Brief: Repeat the material verbatim. Images are excluded from the copy.

·····

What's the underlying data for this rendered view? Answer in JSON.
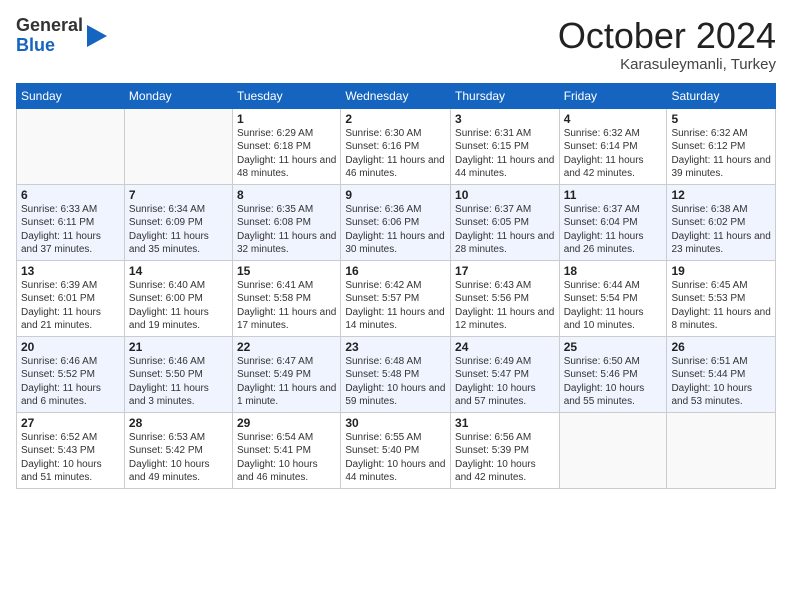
{
  "header": {
    "logo_line1": "General",
    "logo_line2": "Blue",
    "month": "October 2024",
    "location": "Karasuleymanli, Turkey"
  },
  "days_of_week": [
    "Sunday",
    "Monday",
    "Tuesday",
    "Wednesday",
    "Thursday",
    "Friday",
    "Saturday"
  ],
  "weeks": [
    [
      {
        "day": "",
        "text": ""
      },
      {
        "day": "",
        "text": ""
      },
      {
        "day": "1",
        "text": "Sunrise: 6:29 AM\nSunset: 6:18 PM\nDaylight: 11 hours and 48 minutes."
      },
      {
        "day": "2",
        "text": "Sunrise: 6:30 AM\nSunset: 6:16 PM\nDaylight: 11 hours and 46 minutes."
      },
      {
        "day": "3",
        "text": "Sunrise: 6:31 AM\nSunset: 6:15 PM\nDaylight: 11 hours and 44 minutes."
      },
      {
        "day": "4",
        "text": "Sunrise: 6:32 AM\nSunset: 6:14 PM\nDaylight: 11 hours and 42 minutes."
      },
      {
        "day": "5",
        "text": "Sunrise: 6:32 AM\nSunset: 6:12 PM\nDaylight: 11 hours and 39 minutes."
      }
    ],
    [
      {
        "day": "6",
        "text": "Sunrise: 6:33 AM\nSunset: 6:11 PM\nDaylight: 11 hours and 37 minutes."
      },
      {
        "day": "7",
        "text": "Sunrise: 6:34 AM\nSunset: 6:09 PM\nDaylight: 11 hours and 35 minutes."
      },
      {
        "day": "8",
        "text": "Sunrise: 6:35 AM\nSunset: 6:08 PM\nDaylight: 11 hours and 32 minutes."
      },
      {
        "day": "9",
        "text": "Sunrise: 6:36 AM\nSunset: 6:06 PM\nDaylight: 11 hours and 30 minutes."
      },
      {
        "day": "10",
        "text": "Sunrise: 6:37 AM\nSunset: 6:05 PM\nDaylight: 11 hours and 28 minutes."
      },
      {
        "day": "11",
        "text": "Sunrise: 6:37 AM\nSunset: 6:04 PM\nDaylight: 11 hours and 26 minutes."
      },
      {
        "day": "12",
        "text": "Sunrise: 6:38 AM\nSunset: 6:02 PM\nDaylight: 11 hours and 23 minutes."
      }
    ],
    [
      {
        "day": "13",
        "text": "Sunrise: 6:39 AM\nSunset: 6:01 PM\nDaylight: 11 hours and 21 minutes."
      },
      {
        "day": "14",
        "text": "Sunrise: 6:40 AM\nSunset: 6:00 PM\nDaylight: 11 hours and 19 minutes."
      },
      {
        "day": "15",
        "text": "Sunrise: 6:41 AM\nSunset: 5:58 PM\nDaylight: 11 hours and 17 minutes."
      },
      {
        "day": "16",
        "text": "Sunrise: 6:42 AM\nSunset: 5:57 PM\nDaylight: 11 hours and 14 minutes."
      },
      {
        "day": "17",
        "text": "Sunrise: 6:43 AM\nSunset: 5:56 PM\nDaylight: 11 hours and 12 minutes."
      },
      {
        "day": "18",
        "text": "Sunrise: 6:44 AM\nSunset: 5:54 PM\nDaylight: 11 hours and 10 minutes."
      },
      {
        "day": "19",
        "text": "Sunrise: 6:45 AM\nSunset: 5:53 PM\nDaylight: 11 hours and 8 minutes."
      }
    ],
    [
      {
        "day": "20",
        "text": "Sunrise: 6:46 AM\nSunset: 5:52 PM\nDaylight: 11 hours and 6 minutes."
      },
      {
        "day": "21",
        "text": "Sunrise: 6:46 AM\nSunset: 5:50 PM\nDaylight: 11 hours and 3 minutes."
      },
      {
        "day": "22",
        "text": "Sunrise: 6:47 AM\nSunset: 5:49 PM\nDaylight: 11 hours and 1 minute."
      },
      {
        "day": "23",
        "text": "Sunrise: 6:48 AM\nSunset: 5:48 PM\nDaylight: 10 hours and 59 minutes."
      },
      {
        "day": "24",
        "text": "Sunrise: 6:49 AM\nSunset: 5:47 PM\nDaylight: 10 hours and 57 minutes."
      },
      {
        "day": "25",
        "text": "Sunrise: 6:50 AM\nSunset: 5:46 PM\nDaylight: 10 hours and 55 minutes."
      },
      {
        "day": "26",
        "text": "Sunrise: 6:51 AM\nSunset: 5:44 PM\nDaylight: 10 hours and 53 minutes."
      }
    ],
    [
      {
        "day": "27",
        "text": "Sunrise: 6:52 AM\nSunset: 5:43 PM\nDaylight: 10 hours and 51 minutes."
      },
      {
        "day": "28",
        "text": "Sunrise: 6:53 AM\nSunset: 5:42 PM\nDaylight: 10 hours and 49 minutes."
      },
      {
        "day": "29",
        "text": "Sunrise: 6:54 AM\nSunset: 5:41 PM\nDaylight: 10 hours and 46 minutes."
      },
      {
        "day": "30",
        "text": "Sunrise: 6:55 AM\nSunset: 5:40 PM\nDaylight: 10 hours and 44 minutes."
      },
      {
        "day": "31",
        "text": "Sunrise: 6:56 AM\nSunset: 5:39 PM\nDaylight: 10 hours and 42 minutes."
      },
      {
        "day": "",
        "text": ""
      },
      {
        "day": "",
        "text": ""
      }
    ]
  ]
}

·····

The reply:
What's the underlying data for this rendered view? Answer in JSON.
{
  "header": {
    "logo_line1": "General",
    "logo_line2": "Blue",
    "month": "October 2024",
    "location": "Karasuleymanli, Turkey"
  },
  "days_of_week": [
    "Sunday",
    "Monday",
    "Tuesday",
    "Wednesday",
    "Thursday",
    "Friday",
    "Saturday"
  ],
  "weeks": [
    [
      {
        "day": "",
        "text": ""
      },
      {
        "day": "",
        "text": ""
      },
      {
        "day": "1",
        "text": "Sunrise: 6:29 AM\nSunset: 6:18 PM\nDaylight: 11 hours and 48 minutes."
      },
      {
        "day": "2",
        "text": "Sunrise: 6:30 AM\nSunset: 6:16 PM\nDaylight: 11 hours and 46 minutes."
      },
      {
        "day": "3",
        "text": "Sunrise: 6:31 AM\nSunset: 6:15 PM\nDaylight: 11 hours and 44 minutes."
      },
      {
        "day": "4",
        "text": "Sunrise: 6:32 AM\nSunset: 6:14 PM\nDaylight: 11 hours and 42 minutes."
      },
      {
        "day": "5",
        "text": "Sunrise: 6:32 AM\nSunset: 6:12 PM\nDaylight: 11 hours and 39 minutes."
      }
    ],
    [
      {
        "day": "6",
        "text": "Sunrise: 6:33 AM\nSunset: 6:11 PM\nDaylight: 11 hours and 37 minutes."
      },
      {
        "day": "7",
        "text": "Sunrise: 6:34 AM\nSunset: 6:09 PM\nDaylight: 11 hours and 35 minutes."
      },
      {
        "day": "8",
        "text": "Sunrise: 6:35 AM\nSunset: 6:08 PM\nDaylight: 11 hours and 32 minutes."
      },
      {
        "day": "9",
        "text": "Sunrise: 6:36 AM\nSunset: 6:06 PM\nDaylight: 11 hours and 30 minutes."
      },
      {
        "day": "10",
        "text": "Sunrise: 6:37 AM\nSunset: 6:05 PM\nDaylight: 11 hours and 28 minutes."
      },
      {
        "day": "11",
        "text": "Sunrise: 6:37 AM\nSunset: 6:04 PM\nDaylight: 11 hours and 26 minutes."
      },
      {
        "day": "12",
        "text": "Sunrise: 6:38 AM\nSunset: 6:02 PM\nDaylight: 11 hours and 23 minutes."
      }
    ],
    [
      {
        "day": "13",
        "text": "Sunrise: 6:39 AM\nSunset: 6:01 PM\nDaylight: 11 hours and 21 minutes."
      },
      {
        "day": "14",
        "text": "Sunrise: 6:40 AM\nSunset: 6:00 PM\nDaylight: 11 hours and 19 minutes."
      },
      {
        "day": "15",
        "text": "Sunrise: 6:41 AM\nSunset: 5:58 PM\nDaylight: 11 hours and 17 minutes."
      },
      {
        "day": "16",
        "text": "Sunrise: 6:42 AM\nSunset: 5:57 PM\nDaylight: 11 hours and 14 minutes."
      },
      {
        "day": "17",
        "text": "Sunrise: 6:43 AM\nSunset: 5:56 PM\nDaylight: 11 hours and 12 minutes."
      },
      {
        "day": "18",
        "text": "Sunrise: 6:44 AM\nSunset: 5:54 PM\nDaylight: 11 hours and 10 minutes."
      },
      {
        "day": "19",
        "text": "Sunrise: 6:45 AM\nSunset: 5:53 PM\nDaylight: 11 hours and 8 minutes."
      }
    ],
    [
      {
        "day": "20",
        "text": "Sunrise: 6:46 AM\nSunset: 5:52 PM\nDaylight: 11 hours and 6 minutes."
      },
      {
        "day": "21",
        "text": "Sunrise: 6:46 AM\nSunset: 5:50 PM\nDaylight: 11 hours and 3 minutes."
      },
      {
        "day": "22",
        "text": "Sunrise: 6:47 AM\nSunset: 5:49 PM\nDaylight: 11 hours and 1 minute."
      },
      {
        "day": "23",
        "text": "Sunrise: 6:48 AM\nSunset: 5:48 PM\nDaylight: 10 hours and 59 minutes."
      },
      {
        "day": "24",
        "text": "Sunrise: 6:49 AM\nSunset: 5:47 PM\nDaylight: 10 hours and 57 minutes."
      },
      {
        "day": "25",
        "text": "Sunrise: 6:50 AM\nSunset: 5:46 PM\nDaylight: 10 hours and 55 minutes."
      },
      {
        "day": "26",
        "text": "Sunrise: 6:51 AM\nSunset: 5:44 PM\nDaylight: 10 hours and 53 minutes."
      }
    ],
    [
      {
        "day": "27",
        "text": "Sunrise: 6:52 AM\nSunset: 5:43 PM\nDaylight: 10 hours and 51 minutes."
      },
      {
        "day": "28",
        "text": "Sunrise: 6:53 AM\nSunset: 5:42 PM\nDaylight: 10 hours and 49 minutes."
      },
      {
        "day": "29",
        "text": "Sunrise: 6:54 AM\nSunset: 5:41 PM\nDaylight: 10 hours and 46 minutes."
      },
      {
        "day": "30",
        "text": "Sunrise: 6:55 AM\nSunset: 5:40 PM\nDaylight: 10 hours and 44 minutes."
      },
      {
        "day": "31",
        "text": "Sunrise: 6:56 AM\nSunset: 5:39 PM\nDaylight: 10 hours and 42 minutes."
      },
      {
        "day": "",
        "text": ""
      },
      {
        "day": "",
        "text": ""
      }
    ]
  ]
}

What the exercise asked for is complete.